> [Directive]
Find the number of lines in these records where the word "ylabel" appears. Reply with that number and nothing more.

> [Stored rows]
::::::::

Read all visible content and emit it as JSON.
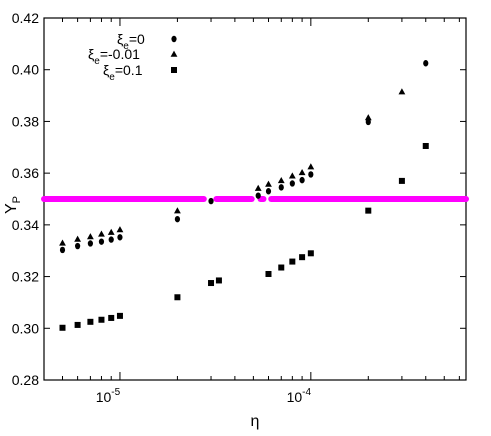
{
  "chart_data": {
    "type": "scatter",
    "xlabel": "η",
    "ylabel": "Y_P",
    "xscale": "log",
    "xlim": [
      4e-06,
      0.00065
    ],
    "ylim": [
      0.28,
      0.42
    ],
    "yticks": [
      0.28,
      0.3,
      0.32,
      0.34,
      0.36,
      0.38,
      0.4,
      0.42
    ],
    "ytick_labels": [
      "0.28",
      "0.30",
      "0.32",
      "0.34",
      "0.36",
      "0.38",
      "0.40",
      "0.42"
    ],
    "xticks": [
      {
        "value": 1e-05,
        "base": "10",
        "exp": "-5"
      },
      {
        "value": 0.0001,
        "base": "10",
        "exp": "-4"
      }
    ],
    "legend_placement": "top-left",
    "series": [
      {
        "name": "ξe=0",
        "legend": {
          "base": "ξ",
          "sub": "e",
          "rest": "=0"
        },
        "marker": "circle",
        "x": [
          5e-06,
          6e-06,
          7e-06,
          8e-06,
          9e-06,
          1e-05,
          2e-05,
          3e-05,
          5.3e-05,
          6e-05,
          7e-05,
          8e-05,
          9e-05,
          0.0001,
          0.0002,
          0.0004
        ],
        "y": [
          0.3303,
          0.3318,
          0.3328,
          0.3335,
          0.3343,
          0.3352,
          0.3422,
          0.3492,
          0.3513,
          0.353,
          0.3545,
          0.356,
          0.3573,
          0.3595,
          0.3798,
          0.4025
        ]
      },
      {
        "name": "ξe=-0.01",
        "legend": {
          "base": "ξ",
          "sub": "e",
          "rest": "=-0.01"
        },
        "marker": "triangle",
        "x": [
          5e-06,
          6e-06,
          7e-06,
          8e-06,
          9e-06,
          1e-05,
          2e-05,
          5.3e-05,
          6e-05,
          7e-05,
          8e-05,
          9e-05,
          0.0001,
          0.0002,
          0.0003
        ],
        "y": [
          0.333,
          0.3345,
          0.3355,
          0.3365,
          0.3372,
          0.3382,
          0.3455,
          0.3542,
          0.3558,
          0.3572,
          0.359,
          0.3603,
          0.3625,
          0.3815,
          0.3915
        ]
      },
      {
        "name": "ξe=0.1",
        "legend": {
          "base": "ξ",
          "sub": "e",
          "rest": "=0.1"
        },
        "marker": "square",
        "x": [
          5e-06,
          6e-06,
          7e-06,
          8e-06,
          9e-06,
          1e-05,
          2e-05,
          3e-05,
          3.3e-05,
          6e-05,
          7e-05,
          8e-05,
          9e-05,
          0.0001,
          0.0002,
          0.0003,
          0.0004
        ],
        "y": [
          0.3002,
          0.3013,
          0.3025,
          0.3033,
          0.304,
          0.3048,
          0.312,
          0.3175,
          0.3185,
          0.321,
          0.3235,
          0.3258,
          0.3275,
          0.329,
          0.3455,
          0.357,
          0.3705
        ]
      }
    ],
    "reference_line": {
      "y": 0.35,
      "color": "#ff00ff",
      "gap_ranges": [
        [
          2.75e-05,
          3.2e-05
        ],
        [
          4.9e-05,
          5.45e-05
        ],
        [
          5.65e-05,
          6.2e-05
        ]
      ]
    }
  }
}
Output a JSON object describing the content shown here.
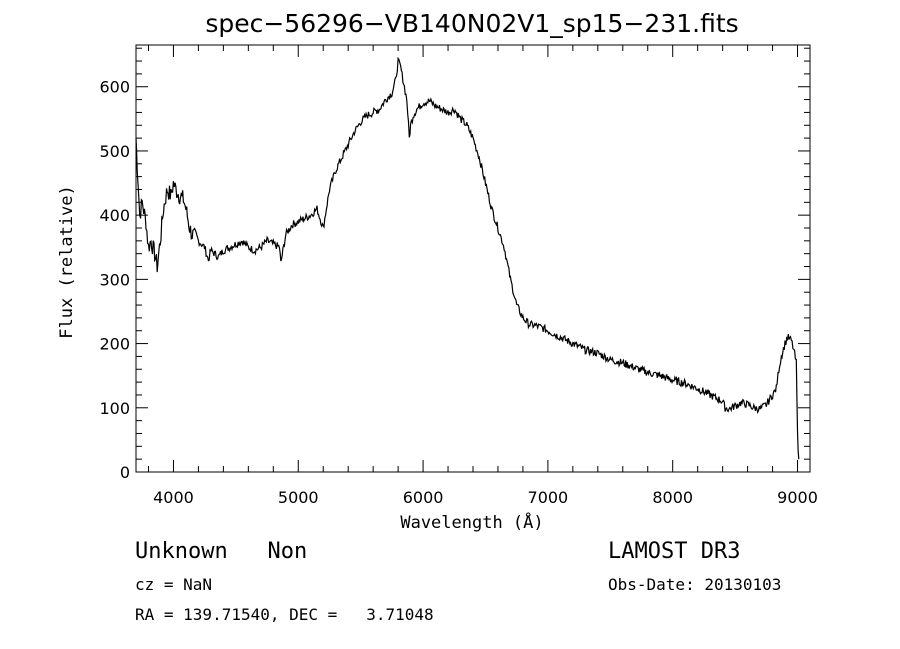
{
  "chart_data": {
    "type": "line",
    "title": "spec−56296−VB140N02V1_sp15−231.fits",
    "xlabel": "Wavelength (Å)",
    "ylabel": "Flux (relative)",
    "xlim": [
      3700,
      9100
    ],
    "ylim": [
      0,
      665
    ],
    "xticks": [
      4000,
      5000,
      6000,
      7000,
      8000,
      9000
    ],
    "yticks": [
      0,
      100,
      200,
      300,
      400,
      500,
      600
    ],
    "grid": false,
    "series": [
      {
        "name": "flux",
        "x": [
          3700,
          3710,
          3730,
          3750,
          3780,
          3800,
          3820,
          3850,
          3870,
          3900,
          3920,
          3950,
          3980,
          4000,
          4020,
          4050,
          4080,
          4100,
          4130,
          4150,
          4200,
          4250,
          4280,
          4300,
          4330,
          4360,
          4400,
          4450,
          4500,
          4550,
          4600,
          4650,
          4700,
          4750,
          4800,
          4850,
          4860,
          4900,
          4950,
          5000,
          5050,
          5100,
          5150,
          5200,
          5250,
          5300,
          5350,
          5400,
          5450,
          5500,
          5550,
          5600,
          5650,
          5700,
          5750,
          5780,
          5800,
          5820,
          5850,
          5870,
          5890,
          5900,
          5920,
          5950,
          6000,
          6050,
          6100,
          6150,
          6200,
          6250,
          6300,
          6350,
          6400,
          6450,
          6500,
          6550,
          6600,
          6650,
          6700,
          6750,
          6800,
          6850,
          6900,
          6950,
          7000,
          7100,
          7200,
          7300,
          7400,
          7500,
          7600,
          7700,
          7800,
          7900,
          8000,
          8100,
          8200,
          8300,
          8400,
          8420,
          8450,
          8500,
          8550,
          8600,
          8650,
          8700,
          8750,
          8800,
          8830,
          8850,
          8870,
          8900,
          8920,
          8950,
          8970,
          8990,
          9000,
          9010
        ],
        "y": [
          520,
          480,
          400,
          420,
          390,
          350,
          360,
          340,
          320,
          370,
          410,
          440,
          430,
          450,
          440,
          430,
          425,
          410,
          380,
          370,
          360,
          350,
          330,
          345,
          340,
          335,
          345,
          350,
          355,
          360,
          350,
          345,
          350,
          360,
          355,
          350,
          325,
          370,
          385,
          390,
          395,
          400,
          410,
          380,
          440,
          470,
          490,
          510,
          530,
          545,
          555,
          560,
          565,
          580,
          590,
          610,
          640,
          630,
          600,
          580,
          520,
          540,
          555,
          565,
          575,
          578,
          570,
          565,
          560,
          565,
          550,
          540,
          520,
          490,
          450,
          410,
          380,
          350,
          300,
          260,
          240,
          230,
          228,
          225,
          220,
          210,
          200,
          190,
          185,
          175,
          170,
          162,
          155,
          150,
          143,
          138,
          130,
          120,
          110,
          100,
          98,
          103,
          108,
          105,
          100,
          98,
          105,
          120,
          130,
          160,
          180,
          200,
          210,
          205,
          190,
          170,
          60,
          20
        ]
      }
    ]
  },
  "info": {
    "line1_left": "Unknown   Non",
    "line1_right": "LAMOST DR3",
    "cz": "cz = NaN",
    "obs_date": "Obs-Date: 20130103",
    "radec": "RA = 139.71540, DEC =   3.71048"
  }
}
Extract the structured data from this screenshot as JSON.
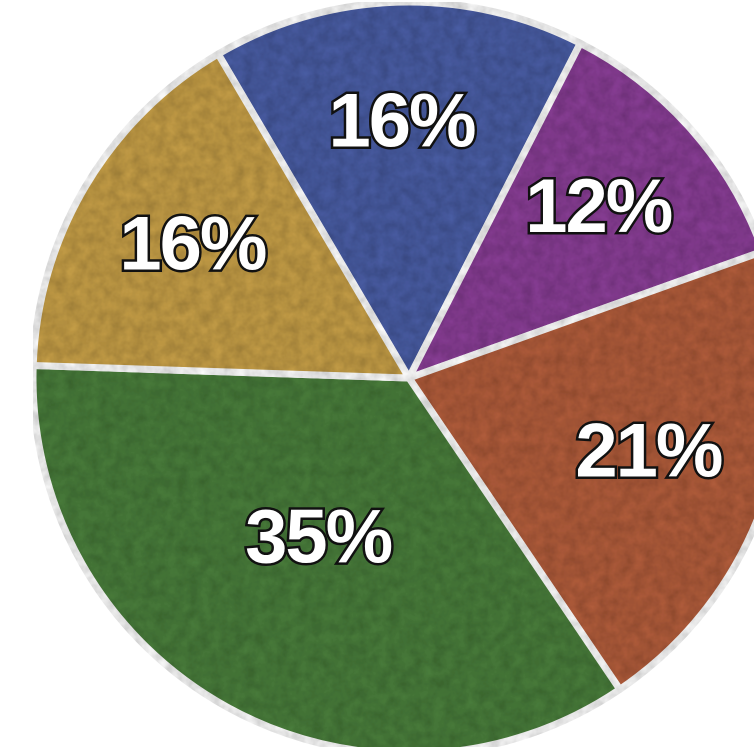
{
  "chart_data": {
    "type": "pie",
    "categories": [
      null,
      null,
      null,
      null,
      null
    ],
    "values": [
      16,
      12,
      21,
      35,
      16
    ],
    "value_labels": [
      "16%",
      "12%",
      "21%",
      "35%",
      "16%"
    ],
    "colors": [
      "#4c5ea6",
      "#8b3f98",
      "#b45f3e",
      "#4c7f3c",
      "#c8a04a"
    ]
  }
}
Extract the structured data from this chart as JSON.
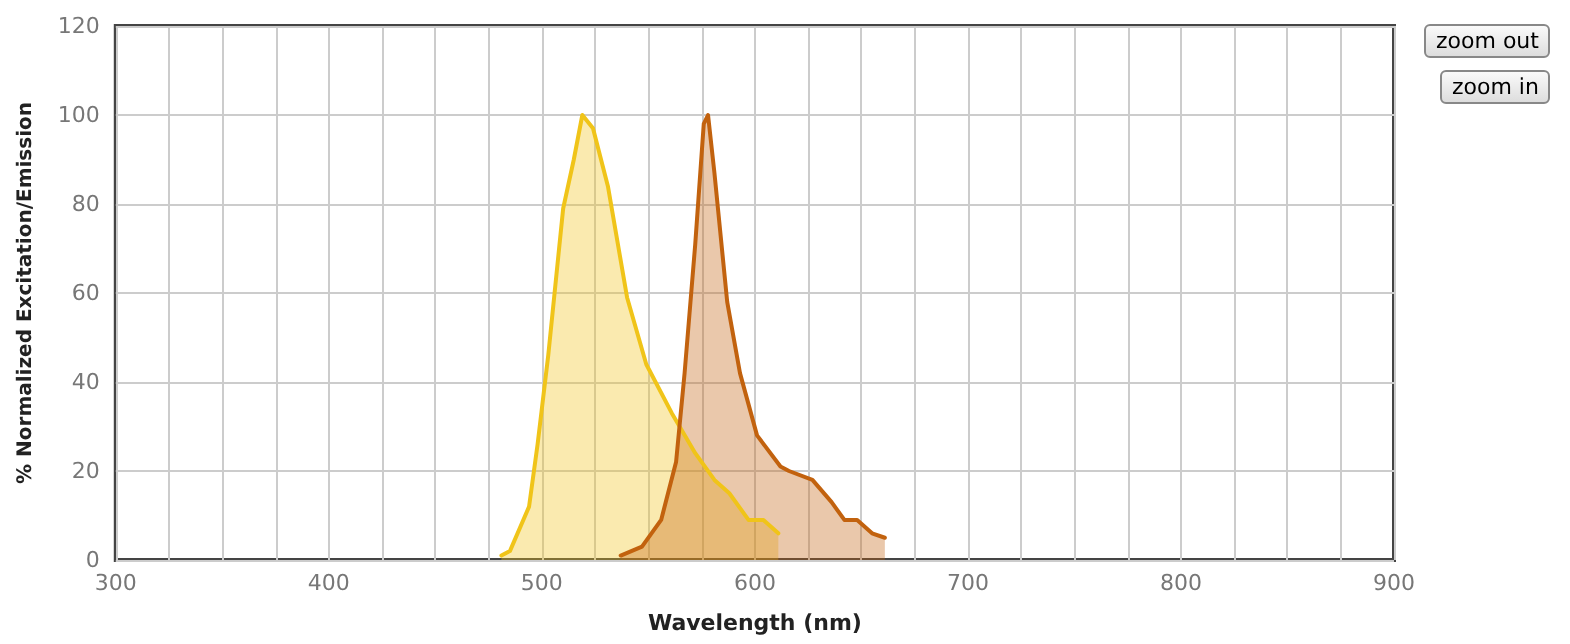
{
  "chart_data": {
    "type": "area",
    "xlabel": "Wavelength (nm)",
    "ylabel": "% Normalized Excitation/Emission",
    "xlim": [
      300,
      900
    ],
    "ylim": [
      0,
      120
    ],
    "xticks": [
      300,
      {
        "value": 325,
        "label": null
      },
      {
        "value": 350,
        "label": null
      },
      {
        "value": 375,
        "label": null
      },
      400,
      {
        "value": 425,
        "label": null
      },
      {
        "value": 450,
        "label": null
      },
      {
        "value": 475,
        "label": null
      },
      500,
      {
        "value": 525,
        "label": null
      },
      {
        "value": 550,
        "label": null
      },
      {
        "value": 575,
        "label": null
      },
      600,
      {
        "value": 625,
        "label": null
      },
      {
        "value": 650,
        "label": null
      },
      {
        "value": 675,
        "label": null
      },
      700,
      {
        "value": 725,
        "label": null
      },
      {
        "value": 750,
        "label": null
      },
      {
        "value": 775,
        "label": null
      },
      800,
      {
        "value": 825,
        "label": null
      },
      {
        "value": 850,
        "label": null
      },
      {
        "value": 875,
        "label": null
      },
      900
    ],
    "yticks": [
      0,
      20,
      40,
      60,
      80,
      100,
      120
    ],
    "grid": true,
    "marker": "none",
    "line_style": "solid",
    "series": [
      {
        "color": "#f0c419",
        "x": [
          481,
          485,
          494,
          498,
          503,
          510,
          515,
          519,
          524,
          531,
          540,
          549,
          561,
          572,
          581,
          588,
          597,
          604,
          611
        ],
        "values": [
          1,
          2,
          12,
          26,
          46,
          79,
          90,
          100,
          97,
          84,
          59,
          44,
          33,
          24,
          18,
          15,
          9,
          9,
          6
        ]
      },
      {
        "color": "#c2620e",
        "x": [
          537,
          547,
          556,
          563,
          567,
          572,
          576,
          578,
          581,
          587,
          593,
          601,
          612,
          616,
          627,
          636,
          642,
          648,
          655,
          661
        ],
        "values": [
          1,
          3,
          9,
          22,
          42,
          71,
          98,
          100,
          87,
          58,
          42,
          28,
          21,
          20,
          18,
          13,
          9,
          9,
          6,
          5
        ]
      }
    ],
    "annotations": [
      "zoom out",
      "zoom in"
    ]
  }
}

::::::::

> [Correct answer]
3